▸ **GOAL OF THE EXERCISE**: In this exercise, return the whole listing exactly, excluding any images.

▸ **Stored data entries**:
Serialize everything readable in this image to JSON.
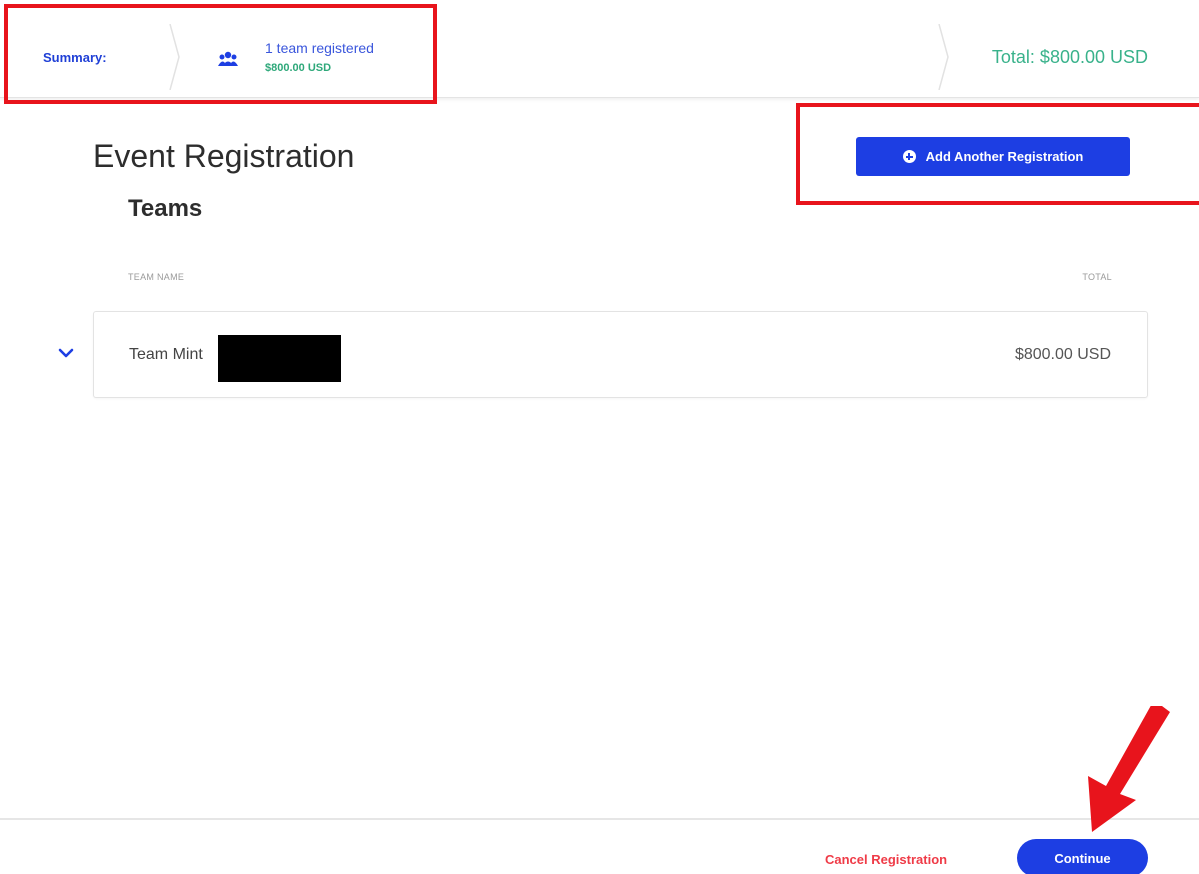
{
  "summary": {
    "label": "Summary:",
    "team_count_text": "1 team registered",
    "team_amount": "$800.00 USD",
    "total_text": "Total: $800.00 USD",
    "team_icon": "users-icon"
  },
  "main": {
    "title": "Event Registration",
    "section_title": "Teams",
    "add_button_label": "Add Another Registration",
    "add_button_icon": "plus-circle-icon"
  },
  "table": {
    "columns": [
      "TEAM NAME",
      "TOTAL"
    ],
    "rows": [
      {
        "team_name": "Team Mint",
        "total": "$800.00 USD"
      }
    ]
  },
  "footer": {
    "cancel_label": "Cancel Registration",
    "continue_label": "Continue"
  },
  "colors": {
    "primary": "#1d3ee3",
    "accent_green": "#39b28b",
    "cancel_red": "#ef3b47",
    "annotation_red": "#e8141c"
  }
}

▸ **RIGHT ANSWER**:
Serialize everything readable in this image to JSON.
{
  "summary": {
    "label": "Summary:",
    "team_count_text": "1 team registered",
    "team_amount": "$800.00 USD",
    "total_text": "Total: $800.00 USD",
    "team_icon": "users-icon"
  },
  "main": {
    "title": "Event Registration",
    "section_title": "Teams",
    "add_button_label": "Add Another Registration",
    "add_button_icon": "plus-circle-icon"
  },
  "table": {
    "columns": [
      "TEAM NAME",
      "TOTAL"
    ],
    "rows": [
      {
        "team_name": "Team Mint",
        "total": "$800.00 USD"
      }
    ]
  },
  "footer": {
    "cancel_label": "Cancel Registration",
    "continue_label": "Continue"
  },
  "colors": {
    "primary": "#1d3ee3",
    "accent_green": "#39b28b",
    "cancel_red": "#ef3b47",
    "annotation_red": "#e8141c"
  }
}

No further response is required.